• _Stated problem_
Check every line below for the word "this" and show those that hold it.

== Dataset records

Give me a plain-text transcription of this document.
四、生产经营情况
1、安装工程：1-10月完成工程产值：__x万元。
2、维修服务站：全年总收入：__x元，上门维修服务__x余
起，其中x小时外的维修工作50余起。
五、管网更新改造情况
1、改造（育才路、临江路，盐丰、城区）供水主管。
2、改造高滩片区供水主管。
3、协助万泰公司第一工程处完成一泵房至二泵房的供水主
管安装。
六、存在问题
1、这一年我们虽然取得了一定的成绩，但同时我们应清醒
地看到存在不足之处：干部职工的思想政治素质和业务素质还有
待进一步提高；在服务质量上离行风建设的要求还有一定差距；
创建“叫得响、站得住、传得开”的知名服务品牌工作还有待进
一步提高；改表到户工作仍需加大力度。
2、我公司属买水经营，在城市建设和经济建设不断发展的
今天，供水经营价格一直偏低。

====
== Dataset records

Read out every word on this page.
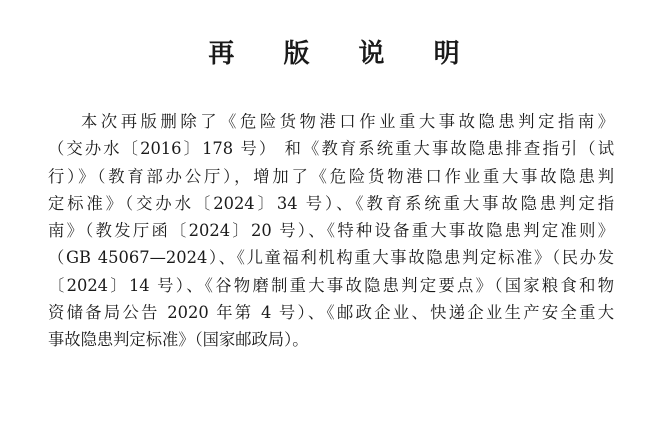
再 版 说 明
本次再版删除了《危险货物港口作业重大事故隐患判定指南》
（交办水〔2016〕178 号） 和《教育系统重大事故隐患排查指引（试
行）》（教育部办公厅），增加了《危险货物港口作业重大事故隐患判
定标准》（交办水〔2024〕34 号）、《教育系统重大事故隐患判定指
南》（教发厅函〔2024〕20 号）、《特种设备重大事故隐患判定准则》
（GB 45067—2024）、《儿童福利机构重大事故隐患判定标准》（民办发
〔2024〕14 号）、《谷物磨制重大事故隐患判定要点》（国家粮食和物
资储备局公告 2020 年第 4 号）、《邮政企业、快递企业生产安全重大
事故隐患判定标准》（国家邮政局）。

====

• _Task answer_
Give me a plain-text transcription of this document.
Read out every word on this page.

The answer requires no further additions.